**THE PROBLEM**
Find how many lines hold the word "value" and give that number only.

**RAW DATA**
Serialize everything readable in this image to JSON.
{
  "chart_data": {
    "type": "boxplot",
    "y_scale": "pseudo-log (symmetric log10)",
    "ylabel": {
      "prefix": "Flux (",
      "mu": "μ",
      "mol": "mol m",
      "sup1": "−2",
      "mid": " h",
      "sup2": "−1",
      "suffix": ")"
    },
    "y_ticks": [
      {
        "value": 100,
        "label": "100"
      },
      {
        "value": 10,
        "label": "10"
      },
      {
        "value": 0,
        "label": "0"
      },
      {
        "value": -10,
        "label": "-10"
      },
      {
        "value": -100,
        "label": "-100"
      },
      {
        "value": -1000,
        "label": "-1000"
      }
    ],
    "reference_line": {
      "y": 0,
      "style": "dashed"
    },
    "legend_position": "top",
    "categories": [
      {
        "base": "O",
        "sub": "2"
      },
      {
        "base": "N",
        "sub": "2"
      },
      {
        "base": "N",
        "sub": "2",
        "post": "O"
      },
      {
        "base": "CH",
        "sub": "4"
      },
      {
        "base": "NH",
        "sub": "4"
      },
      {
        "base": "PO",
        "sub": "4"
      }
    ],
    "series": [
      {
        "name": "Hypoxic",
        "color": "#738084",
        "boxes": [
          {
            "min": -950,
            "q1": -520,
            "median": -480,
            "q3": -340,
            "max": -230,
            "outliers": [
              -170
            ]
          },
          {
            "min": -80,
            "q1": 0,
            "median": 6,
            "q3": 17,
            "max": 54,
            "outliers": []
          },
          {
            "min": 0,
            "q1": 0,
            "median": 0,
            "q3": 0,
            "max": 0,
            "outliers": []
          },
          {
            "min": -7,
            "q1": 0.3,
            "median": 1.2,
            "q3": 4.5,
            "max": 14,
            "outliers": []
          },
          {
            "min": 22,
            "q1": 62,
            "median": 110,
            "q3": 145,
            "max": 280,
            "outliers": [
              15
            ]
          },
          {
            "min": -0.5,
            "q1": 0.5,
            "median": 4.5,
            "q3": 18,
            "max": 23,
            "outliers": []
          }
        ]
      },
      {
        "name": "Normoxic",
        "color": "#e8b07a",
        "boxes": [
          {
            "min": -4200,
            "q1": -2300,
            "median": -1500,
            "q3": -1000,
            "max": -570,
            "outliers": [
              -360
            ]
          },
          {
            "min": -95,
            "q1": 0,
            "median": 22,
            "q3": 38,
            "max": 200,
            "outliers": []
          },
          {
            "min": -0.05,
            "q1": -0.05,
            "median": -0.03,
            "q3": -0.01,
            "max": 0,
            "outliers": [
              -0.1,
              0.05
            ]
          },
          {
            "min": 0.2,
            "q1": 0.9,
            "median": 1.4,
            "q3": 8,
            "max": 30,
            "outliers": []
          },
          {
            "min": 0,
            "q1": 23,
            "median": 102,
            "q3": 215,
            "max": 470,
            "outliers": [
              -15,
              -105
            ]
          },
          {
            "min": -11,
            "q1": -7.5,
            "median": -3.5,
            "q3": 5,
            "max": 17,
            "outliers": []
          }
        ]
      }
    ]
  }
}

**COMPLETE ANSWER**
6